***** Textauszug *****
Der Nacktmull (Heterocephalus glaber, NMR) ist eine in Ostafrika beheimatete Säugetierart mit einer außergewöhnlich langen Lebensspanne von annähernd 40 Jahren. Zu den einzigartigen Fähigkeiten des Nacktmulls, das Altern zu verzögern und altersbedingten Krankheiten zu widerstehen, sind aktuell zwei wissenschaftliche Arbeiten erschienen.

Eine Besonderheit von Nacktmullen ist, dass sie ungewöhnlich großen Mengen an hochmolekularer Hyaluronsäure (HMM-HA) synthetisieren. Ob dies dazu führt, dass die Tiere nur sehr selten an Krebs erkranken, überprüften Forschende um Zhihui Zhang von der University of Rochester in den USA. Wie die Gruppe im Fachjournal »Nature« berichtet, generierte sie eine transgene Maus, die das Hyaluronsäure-Synthase-2-Gen von Nacktmullen (nmrHas2) überexprimiert.
*****
Aufgaben:
[A] Bearbeiten Sie den Textauszug: Geben Sie ihn ab „Der Nacktmull (Heterocephalus“ bis einschließlich „wissenschaftliche Arbeiten erschienen.“ wieder und ersetzen Sie dabei „Säugetierart“ durch „Tierart“.
[B] Prüfen Sie anhand des Textauszugs, ob die folgenden Aussagen zutreffen, und antworten Sie jeweils mit Ja oder Nein samt den entscheidenden Worten aus dem Textauszug: (i) Der Nacktmull ist in Ostafrika beheimatet. (ii) Die Gruppe um Zhihui Zhang berichtete im Fachjournal »Science«. (iii) Die transgene Maus überexprimiert ein Gen von Nacktmullen.
***** Analysedaten *****
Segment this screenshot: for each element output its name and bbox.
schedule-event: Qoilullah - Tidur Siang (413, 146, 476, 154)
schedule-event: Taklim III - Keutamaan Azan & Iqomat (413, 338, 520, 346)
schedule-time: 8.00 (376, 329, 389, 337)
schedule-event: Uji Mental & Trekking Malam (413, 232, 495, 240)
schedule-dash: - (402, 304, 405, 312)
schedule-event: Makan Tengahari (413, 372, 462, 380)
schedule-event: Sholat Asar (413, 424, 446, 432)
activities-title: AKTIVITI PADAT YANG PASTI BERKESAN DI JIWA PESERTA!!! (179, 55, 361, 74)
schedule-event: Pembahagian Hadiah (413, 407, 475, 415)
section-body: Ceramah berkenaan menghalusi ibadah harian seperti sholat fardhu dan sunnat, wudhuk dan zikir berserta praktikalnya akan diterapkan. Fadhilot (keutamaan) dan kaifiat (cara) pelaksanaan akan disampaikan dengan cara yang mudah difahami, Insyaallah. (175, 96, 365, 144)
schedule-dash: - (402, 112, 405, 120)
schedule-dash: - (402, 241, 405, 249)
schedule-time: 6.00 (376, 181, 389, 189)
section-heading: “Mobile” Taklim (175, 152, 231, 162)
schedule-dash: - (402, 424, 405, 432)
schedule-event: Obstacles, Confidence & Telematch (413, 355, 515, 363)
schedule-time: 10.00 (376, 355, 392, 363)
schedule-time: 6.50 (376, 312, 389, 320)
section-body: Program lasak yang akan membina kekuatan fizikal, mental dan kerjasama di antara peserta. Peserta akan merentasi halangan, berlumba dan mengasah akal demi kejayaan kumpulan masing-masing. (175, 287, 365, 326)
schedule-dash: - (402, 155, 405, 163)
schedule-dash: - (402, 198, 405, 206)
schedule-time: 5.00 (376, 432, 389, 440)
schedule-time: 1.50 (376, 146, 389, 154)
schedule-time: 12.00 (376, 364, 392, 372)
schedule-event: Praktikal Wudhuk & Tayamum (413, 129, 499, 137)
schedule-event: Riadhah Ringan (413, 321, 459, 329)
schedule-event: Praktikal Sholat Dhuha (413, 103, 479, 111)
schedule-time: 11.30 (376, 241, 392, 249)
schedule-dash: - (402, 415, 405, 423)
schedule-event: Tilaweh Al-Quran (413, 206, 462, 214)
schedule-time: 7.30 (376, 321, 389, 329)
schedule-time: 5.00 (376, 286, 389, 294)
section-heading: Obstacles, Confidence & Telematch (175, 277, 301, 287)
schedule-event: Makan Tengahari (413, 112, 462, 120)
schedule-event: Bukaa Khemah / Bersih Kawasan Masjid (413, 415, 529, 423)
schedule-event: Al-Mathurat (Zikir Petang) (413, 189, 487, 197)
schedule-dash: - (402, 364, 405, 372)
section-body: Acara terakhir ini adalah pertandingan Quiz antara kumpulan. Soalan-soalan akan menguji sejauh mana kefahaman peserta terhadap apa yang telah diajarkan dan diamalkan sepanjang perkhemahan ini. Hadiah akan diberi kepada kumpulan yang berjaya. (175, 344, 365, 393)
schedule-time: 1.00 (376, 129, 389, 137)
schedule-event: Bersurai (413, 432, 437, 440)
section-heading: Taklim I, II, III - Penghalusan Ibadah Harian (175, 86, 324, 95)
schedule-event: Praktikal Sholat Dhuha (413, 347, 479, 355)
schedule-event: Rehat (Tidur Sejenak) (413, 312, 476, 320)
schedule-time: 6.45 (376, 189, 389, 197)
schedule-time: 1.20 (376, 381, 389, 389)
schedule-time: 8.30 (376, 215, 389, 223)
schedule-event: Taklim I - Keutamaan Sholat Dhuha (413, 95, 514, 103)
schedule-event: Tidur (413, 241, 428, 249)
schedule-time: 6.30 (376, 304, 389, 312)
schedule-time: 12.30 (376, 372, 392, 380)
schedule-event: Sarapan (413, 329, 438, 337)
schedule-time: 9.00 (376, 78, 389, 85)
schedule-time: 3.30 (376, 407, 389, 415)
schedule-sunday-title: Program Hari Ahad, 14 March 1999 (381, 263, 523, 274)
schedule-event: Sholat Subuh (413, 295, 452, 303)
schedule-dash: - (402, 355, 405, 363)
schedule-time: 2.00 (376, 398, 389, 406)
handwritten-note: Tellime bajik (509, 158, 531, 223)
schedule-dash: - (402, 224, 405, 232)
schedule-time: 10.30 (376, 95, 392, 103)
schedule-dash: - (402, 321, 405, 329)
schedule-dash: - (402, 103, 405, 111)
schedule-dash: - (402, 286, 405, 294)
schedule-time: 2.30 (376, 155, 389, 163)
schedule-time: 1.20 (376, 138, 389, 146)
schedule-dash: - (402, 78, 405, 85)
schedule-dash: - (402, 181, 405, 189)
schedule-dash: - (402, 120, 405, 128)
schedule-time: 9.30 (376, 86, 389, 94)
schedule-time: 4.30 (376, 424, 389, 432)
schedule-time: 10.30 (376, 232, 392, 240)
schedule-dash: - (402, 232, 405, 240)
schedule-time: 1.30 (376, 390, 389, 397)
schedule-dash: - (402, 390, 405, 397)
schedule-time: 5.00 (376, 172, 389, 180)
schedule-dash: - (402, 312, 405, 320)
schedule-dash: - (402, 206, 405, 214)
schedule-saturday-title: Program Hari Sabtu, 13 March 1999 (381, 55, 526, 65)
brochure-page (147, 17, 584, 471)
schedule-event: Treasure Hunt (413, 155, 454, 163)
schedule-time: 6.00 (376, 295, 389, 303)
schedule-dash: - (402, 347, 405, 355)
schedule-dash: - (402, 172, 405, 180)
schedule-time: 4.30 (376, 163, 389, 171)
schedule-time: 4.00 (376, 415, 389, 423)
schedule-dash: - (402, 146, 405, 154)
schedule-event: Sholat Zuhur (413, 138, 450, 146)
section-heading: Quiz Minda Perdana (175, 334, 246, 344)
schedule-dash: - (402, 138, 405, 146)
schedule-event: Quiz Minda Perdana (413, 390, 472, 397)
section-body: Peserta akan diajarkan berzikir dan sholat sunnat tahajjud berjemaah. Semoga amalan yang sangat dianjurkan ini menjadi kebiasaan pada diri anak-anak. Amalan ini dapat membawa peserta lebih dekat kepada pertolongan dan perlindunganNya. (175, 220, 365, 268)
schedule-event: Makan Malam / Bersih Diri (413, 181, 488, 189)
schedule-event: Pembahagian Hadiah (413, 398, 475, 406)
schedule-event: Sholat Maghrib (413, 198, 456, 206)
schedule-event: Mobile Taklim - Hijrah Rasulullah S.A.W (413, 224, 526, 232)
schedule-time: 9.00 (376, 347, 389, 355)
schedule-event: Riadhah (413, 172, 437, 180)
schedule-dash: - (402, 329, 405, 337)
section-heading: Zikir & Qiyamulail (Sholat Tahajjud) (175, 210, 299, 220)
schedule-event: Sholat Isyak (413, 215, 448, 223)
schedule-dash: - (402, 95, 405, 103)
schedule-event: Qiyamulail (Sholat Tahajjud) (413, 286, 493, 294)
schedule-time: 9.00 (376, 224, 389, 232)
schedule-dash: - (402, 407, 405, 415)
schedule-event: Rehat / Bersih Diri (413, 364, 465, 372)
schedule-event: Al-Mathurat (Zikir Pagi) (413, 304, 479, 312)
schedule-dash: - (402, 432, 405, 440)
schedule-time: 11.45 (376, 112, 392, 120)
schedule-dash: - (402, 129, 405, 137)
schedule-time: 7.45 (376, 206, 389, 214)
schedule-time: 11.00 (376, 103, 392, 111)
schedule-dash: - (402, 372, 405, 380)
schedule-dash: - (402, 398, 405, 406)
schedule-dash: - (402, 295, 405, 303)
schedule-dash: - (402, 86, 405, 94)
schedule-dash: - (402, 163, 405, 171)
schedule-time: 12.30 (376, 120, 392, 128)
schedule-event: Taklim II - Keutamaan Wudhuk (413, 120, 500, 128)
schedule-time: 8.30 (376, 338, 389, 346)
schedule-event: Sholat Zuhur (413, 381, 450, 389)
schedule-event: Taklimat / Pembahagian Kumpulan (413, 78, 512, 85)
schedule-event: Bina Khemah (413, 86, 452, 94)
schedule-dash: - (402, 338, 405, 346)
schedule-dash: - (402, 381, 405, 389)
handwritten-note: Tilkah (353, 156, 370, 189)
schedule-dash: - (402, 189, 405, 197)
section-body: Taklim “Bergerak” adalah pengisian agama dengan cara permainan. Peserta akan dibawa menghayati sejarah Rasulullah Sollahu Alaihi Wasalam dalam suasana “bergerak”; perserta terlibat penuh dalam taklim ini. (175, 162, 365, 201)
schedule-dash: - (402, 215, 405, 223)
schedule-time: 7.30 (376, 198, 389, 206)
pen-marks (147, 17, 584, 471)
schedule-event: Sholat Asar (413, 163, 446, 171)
*****
Lösungen:
[A]
Der Nacktmull (Heterocephalus glaber, NMR) ist eine in Ostafrika beheimatete Tierart mit einer außergewöhnlich langen Lebensspanne von annähernd 40 Jahren. Zu den einzigartigen Fähigkeiten des Nacktmulls, das Altern zu verzögern und altersbedingten Krankheiten zu widerstehen, sind aktuell zwei wissenschaftliche Arbeiten erschienen.

[B]
(i) Ja: „eine in Ostafrika beheimatete Säugetierart“
(ii) Nein: „Wie die Gruppe im Fachjournal »Nature« berichtet“
(iii) Ja: „die das Hyaluronsäure-Synthase-2-Gen von Nacktmullen (nmrHas2) überexprimiert“